[START OF Data records]

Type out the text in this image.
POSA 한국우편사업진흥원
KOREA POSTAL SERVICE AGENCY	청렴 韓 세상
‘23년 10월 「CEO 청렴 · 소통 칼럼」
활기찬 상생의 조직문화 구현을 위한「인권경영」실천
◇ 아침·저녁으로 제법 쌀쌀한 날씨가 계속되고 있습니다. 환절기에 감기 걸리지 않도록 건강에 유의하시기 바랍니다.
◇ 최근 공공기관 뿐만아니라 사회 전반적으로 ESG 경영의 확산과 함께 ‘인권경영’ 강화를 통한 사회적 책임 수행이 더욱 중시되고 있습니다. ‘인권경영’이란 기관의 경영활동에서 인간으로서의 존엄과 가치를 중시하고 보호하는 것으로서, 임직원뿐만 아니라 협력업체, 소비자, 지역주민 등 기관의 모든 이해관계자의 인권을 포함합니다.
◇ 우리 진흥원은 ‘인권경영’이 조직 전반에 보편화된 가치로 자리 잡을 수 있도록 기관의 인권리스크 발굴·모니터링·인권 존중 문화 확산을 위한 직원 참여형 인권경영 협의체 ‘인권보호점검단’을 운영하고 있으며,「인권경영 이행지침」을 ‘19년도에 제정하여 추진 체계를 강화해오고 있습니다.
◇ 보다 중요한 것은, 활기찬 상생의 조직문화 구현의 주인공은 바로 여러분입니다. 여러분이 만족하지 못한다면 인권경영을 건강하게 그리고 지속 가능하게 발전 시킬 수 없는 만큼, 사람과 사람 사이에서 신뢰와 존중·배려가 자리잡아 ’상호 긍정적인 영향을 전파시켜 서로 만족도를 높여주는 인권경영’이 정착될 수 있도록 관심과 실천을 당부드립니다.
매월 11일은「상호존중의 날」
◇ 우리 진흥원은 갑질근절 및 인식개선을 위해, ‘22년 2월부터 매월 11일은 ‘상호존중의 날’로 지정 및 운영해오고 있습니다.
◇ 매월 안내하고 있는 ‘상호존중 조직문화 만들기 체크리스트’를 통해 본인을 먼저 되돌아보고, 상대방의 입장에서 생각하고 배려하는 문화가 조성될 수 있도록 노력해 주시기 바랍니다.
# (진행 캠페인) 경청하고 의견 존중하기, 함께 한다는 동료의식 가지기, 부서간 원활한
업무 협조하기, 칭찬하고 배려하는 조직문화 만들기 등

[END OF Data records]

### Instructions for the task:
Reproduce the records above exactly.

### Result of this exercise:
Type out the text in this image.
POSA 한국우편사업진흥원
KOREA POSTAL SERVICE AGENCY	청렴 韓 세상
‘23년 10월 「CEO 청렴 · 소통 칼럼」
활기찬 상생의 조직문화 구현을 위한「인권경영」실천
◇ 아침·저녁으로 제법 쌀쌀한 날씨가 계속되고 있습니다. 환절기에 감기 걸리지 않도록 건강에 유의하시기 바랍니다.
◇ 최근 공공기관 뿐만아니라 사회 전반적으로 ESG 경영의 확산과 함께 ‘인권경영’ 강화를 통한 사회적 책임 수행이 더욱 중시되고 있습니다. ‘인권경영’이란 기관의 경영활동에서 인간으로서의 존엄과 가치를 중시하고 보호하는 것으로서, 임직원뿐만 아니라 협력업체, 소비자, 지역주민 등 기관의 모든 이해관계자의 인권을 포함합니다.
◇ 우리 진흥원은 ‘인권경영’이 조직 전반에 보편화된 가치로 자리 잡을 수 있도록 기관의 인권리스크 발굴·모니터링·인권 존중 문화 확산을 위한 직원 참여형 인권경영 협의체 ‘인권보호점검단’을 운영하고 있으며,「인권경영 이행지침」을 ‘19년도에 제정하여 추진 체계를 강화해오고 있습니다.
◇ 보다 중요한 것은, 활기찬 상생의 조직문화 구현의 주인공은 바로 여러분입니다. 여러분이 만족하지 못한다면 인권경영을 건강하게 그리고 지속 가능하게 발전 시킬 수 없는 만큼, 사람과 사람 사이에서 신뢰와 존중·배려가 자리잡아 ’상호 긍정적인 영향을 전파시켜 서로 만족도를 높여주는 인권경영’이 정착될 수 있도록 관심과 실천을 당부드립니다.
매월 11일은「상호존중의 날」
◇ 우리 진흥원은 갑질근절 및 인식개선을 위해, ‘22년 2월부터 매월 11일은 ‘상호존중의 날’로 지정 및 운영해오고 있습니다.
◇ 매월 안내하고 있는 ‘상호존중 조직문화 만들기 체크리스트’를 통해 본인을 먼저 되돌아보고, 상대방의 입장에서 생각하고 배려하는 문화가 조성될 수 있도록 노력해 주시기 바랍니다.
# (진행 캠페인) 경청하고 의견 존중하기, 함께 한다는 동료의식 가지기, 부서간 원활한
업무 협조하기, 칭찬하고 배려하는 조직문화 만들기 등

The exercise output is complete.